_Task requirements_
Repeat every entry word for word, but leave the images out of your copy.

*** Exercise input

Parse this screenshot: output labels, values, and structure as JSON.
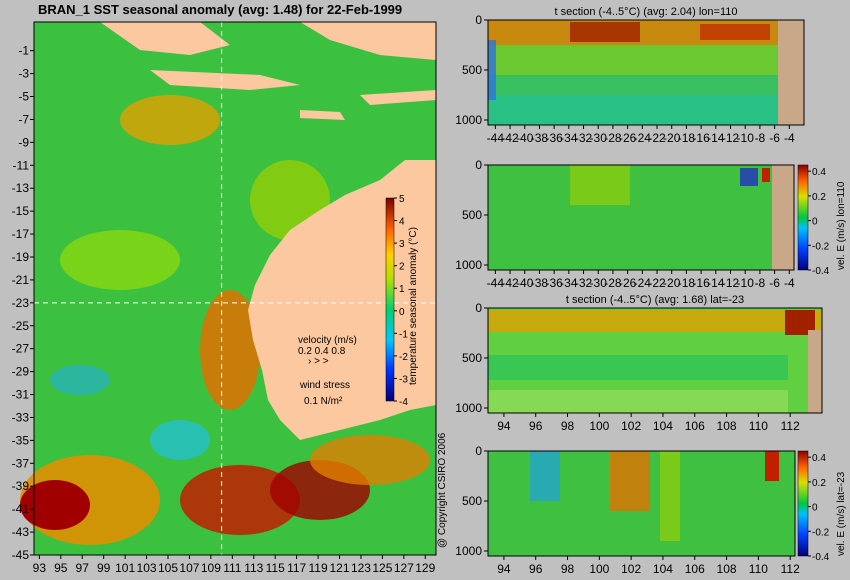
{
  "chart_data": [
    {
      "type": "heatmap",
      "title": "BRAN_1  SST seasonal anomaly  (avg: 1.48)  for 22-Feb-1999",
      "x_ticks": [
        "93",
        "95",
        "97",
        "99",
        "101",
        "103",
        "105",
        "107",
        "109",
        "111",
        "113",
        "115",
        "117",
        "119",
        "121",
        "123",
        "125",
        "127",
        "129"
      ],
      "y_ticks": [
        "-1",
        "-3",
        "-5",
        "-7",
        "-9",
        "-11",
        "-13",
        "-15",
        "-17",
        "-19",
        "-21",
        "-23",
        "-25",
        "-27",
        "-29",
        "-31",
        "-33",
        "-35",
        "-37",
        "-39",
        "-41",
        "-43",
        "-45"
      ],
      "xlim": [
        92.5,
        130
      ],
      "ylim": [
        -45,
        1.5
      ],
      "colorbar": {
        "label": "temperature seasonal anomaly (°C)",
        "ticks": [
          "5",
          "4",
          "3",
          "2",
          "1",
          "0",
          "-1",
          "-2",
          "-3",
          "-4"
        ],
        "range": [
          -4,
          5
        ]
      },
      "section_lines": {
        "lon": 110,
        "lat": -23
      },
      "velocity_legend": {
        "title": "velocity (m/s)",
        "values": "0.2 0.4 0.8",
        "arrows": "›  >  >"
      },
      "wind_legend": {
        "title": "wind stress",
        "value": "0.1 N/m²"
      },
      "copyright": "@ Copyright CSIRO 2006"
    },
    {
      "type": "heatmap",
      "title": "t section (-4..5°C)  (avg: 2.04)  lon=110",
      "x_ticks": [
        "-44",
        "-42",
        "-40",
        "-38",
        "-36",
        "-34",
        "-32",
        "-30",
        "-28",
        "-26",
        "-24",
        "-22",
        "-20",
        "-18",
        "-16",
        "-14",
        "-12",
        "-10",
        "-8",
        "-6",
        "-4"
      ],
      "x_range": [
        -45,
        -2
      ],
      "y_ticks": [
        "0",
        "500",
        "1000"
      ],
      "y_range": [
        0,
        1050
      ]
    },
    {
      "type": "heatmap",
      "title": "",
      "x_ticks": [
        "-44",
        "-42",
        "-40",
        "-38",
        "-36",
        "-34",
        "-32",
        "-30",
        "-28",
        "-26",
        "-24",
        "-22",
        "-20",
        "-18",
        "-16",
        "-14",
        "-12",
        "-10",
        "-8",
        "-6",
        "-4"
      ],
      "x_range": [
        -45,
        -2
      ],
      "y_ticks": [
        "0",
        "500",
        "1000"
      ],
      "y_range": [
        0,
        1050
      ],
      "colorbar": {
        "label": "vel. E (m/s) lon=110",
        "ticks": [
          "0.4",
          "0.2",
          "0",
          "-0.2",
          "-0.4"
        ],
        "range": [
          -0.4,
          0.45
        ]
      }
    },
    {
      "type": "heatmap",
      "title": "t section (-4..5°C)  (avg: 1.68)  lat=-23",
      "x_ticks": [
        "94",
        "96",
        "98",
        "100",
        "102",
        "104",
        "106",
        "108",
        "110",
        "112"
      ],
      "x_range": [
        93,
        114
      ],
      "y_ticks": [
        "0",
        "500",
        "1000"
      ],
      "y_range": [
        0,
        1050
      ]
    },
    {
      "type": "heatmap",
      "title": "",
      "x_ticks": [
        "94",
        "96",
        "98",
        "100",
        "102",
        "104",
        "106",
        "108",
        "110",
        "112"
      ],
      "x_range": [
        93,
        114
      ],
      "y_ticks": [
        "0",
        "500",
        "1000"
      ],
      "y_range": [
        0,
        1050
      ],
      "colorbar": {
        "label": "vel. E (m/s) lat=-23",
        "ticks": [
          "0.4",
          "0.2",
          "0",
          "-0.2",
          "-0.4"
        ],
        "range": [
          -0.4,
          0.45
        ]
      }
    }
  ]
}
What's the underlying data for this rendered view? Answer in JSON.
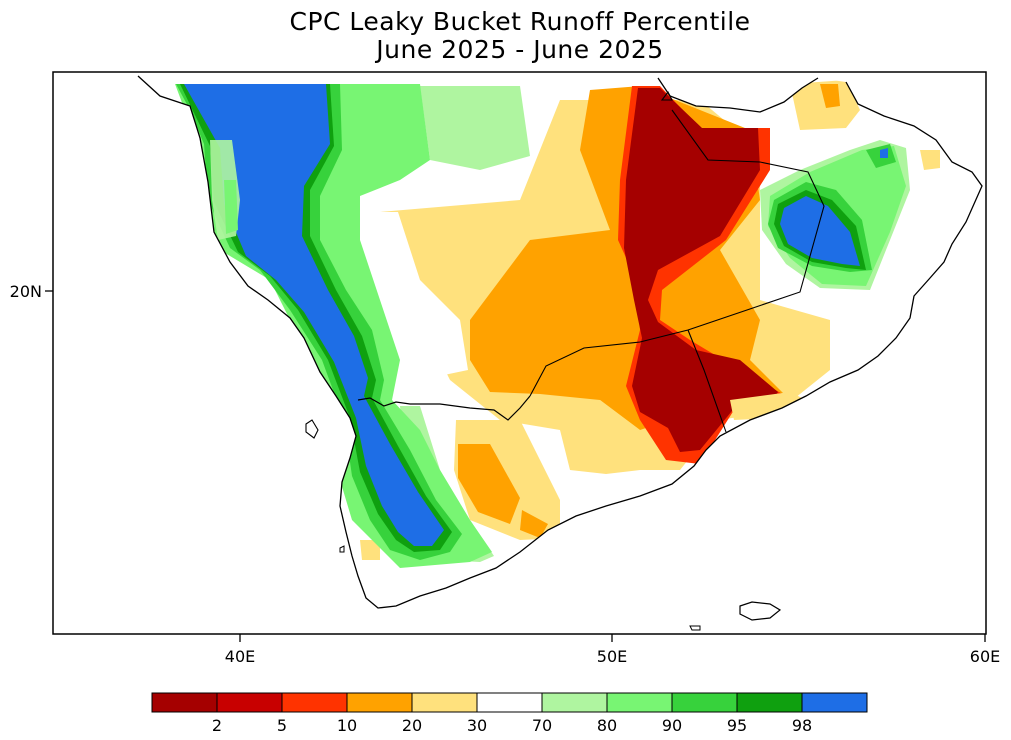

******

_Expected answer_
Parse this screenshot: output labels, values, and structure as JSON.
{
  "chart_data": [
    {
      "type": "heatmap",
      "title": "BRAN_1  SST seasonal anomaly  (avg: 1.48)  for 22-Feb-1999",
      "x_ticks": [
        "93",
        "95",
        "97",
        "99",
        "101",
        "103",
        "105",
        "107",
        "109",
        "111",
        "113",
        "115",
        "117",
        "119",
        "121",
        "123",
        "125",
        "127",
        "129"
      ],
      "y_ticks": [
        "-1",
        "-3",
        "-5",
        "-7",
        "-9",
        "-11",
        "-13",
        "-15",
        "-17",
        "-19",
        "-21",
        "-23",
        "-25",
        "-27",
        "-29",
        "-31",
        "-33",
        "-35",
        "-37",
        "-39",
        "-41",
        "-43",
        "-45"
      ],
      "xlim": [
        92.5,
        130
      ],
      "ylim": [
        -45,
        1.5
      ],
      "colorbar": {
        "label": "temperature seasonal anomaly (°C)",
        "ticks": [
          "5",
          "4",
          "3",
          "2",
          "1",
          "0",
          "-1",
          "-2",
          "-3",
          "-4"
        ],
        "range": [
          -4,
          5
        ]
      },
      "section_lines": {
        "lon": 110,
        "lat": -23
      },
      "velocity_legend": {
        "title": "velocity (m/s)",
        "values": "0.2 0.4 0.8",
        "arrows": "›  >  >"
      },
      "wind_legend": {
        "title": "wind stress",
        "value": "0.1 N/m²"
      },
      "copyright": "@ Copyright CSIRO 2006"
    },
    {
      "type": "heatmap",
      "title": "t section (-4..5°C)  (avg: 2.04)  lon=110",
      "x_ticks": [
        "-44",
        "-42",
        "-40",
        "-38",
        "-36",
        "-34",
        "-32",
        "-30",
        "-28",
        "-26",
        "-24",
        "-22",
        "-20",
        "-18",
        "-16",
        "-14",
        "-12",
        "-10",
        "-8",
        "-6",
        "-4"
      ],
      "x_range": [
        -45,
        -2
      ],
      "y_ticks": [
        "0",
        "500",
        "1000"
      ],
      "y_range": [
        0,
        1050
      ]
    },
    {
      "type": "heatmap",
      "title": "",
      "x_ticks": [
        "-44",
        "-42",
        "-40",
        "-38",
        "-36",
        "-34",
        "-32",
        "-30",
        "-28",
        "-26",
        "-24",
        "-22",
        "-20",
        "-18",
        "-16",
        "-14",
        "-12",
        "-10",
        "-8",
        "-6",
        "-4"
      ],
      "x_range": [
        -45,
        -2
      ],
      "y_ticks": [
        "0",
        "500",
        "1000"
      ],
      "y_range": [
        0,
        1050
      ],
      "colorbar": {
        "label": "vel. E (m/s) lon=110",
        "ticks": [
          "0.4",
          "0.2",
          "0",
          "-0.2",
          "-0.4"
        ],
        "range": [
          -0.4,
          0.45
        ]
      }
    },
    {
      "type": "heatmap",
      "title": "t section (-4..5°C)  (avg: 1.68)  lat=-23",
      "x_ticks": [
        "94",
        "96",
        "98",
        "100",
        "102",
        "104",
        "106",
        "108",
        "110",
        "112"
      ],
      "x_range": [
        93,
        114
      ],
      "y_ticks": [
        "0",
        "500",
        "1000"
      ],
      "y_range": [
        0,
        1050
      ]
    },
    {
      "type": "heatmap",
      "title": "",
      "x_ticks": [
        "94",
        "96",
        "98",
        "100",
        "102",
        "104",
        "106",
        "108",
        "110",
        "112"
      ],
      "x_range": [
        93,
        114
      ],
      "y_ticks": [
        "0",
        "500",
        "1000"
      ],
      "y_range": [
        0,
        1050
      ],
      "colorbar": {
        "label": "vel. E (m/s) lat=-23",
        "ticks": [
          "0.4",
          "0.2",
          "0",
          "-0.2",
          "-0.4"
        ],
        "range": [
          -0.4,
          0.45
        ]
      }
    }
  ]
}
What's the underlying data for this rendered view? Answer in JSON.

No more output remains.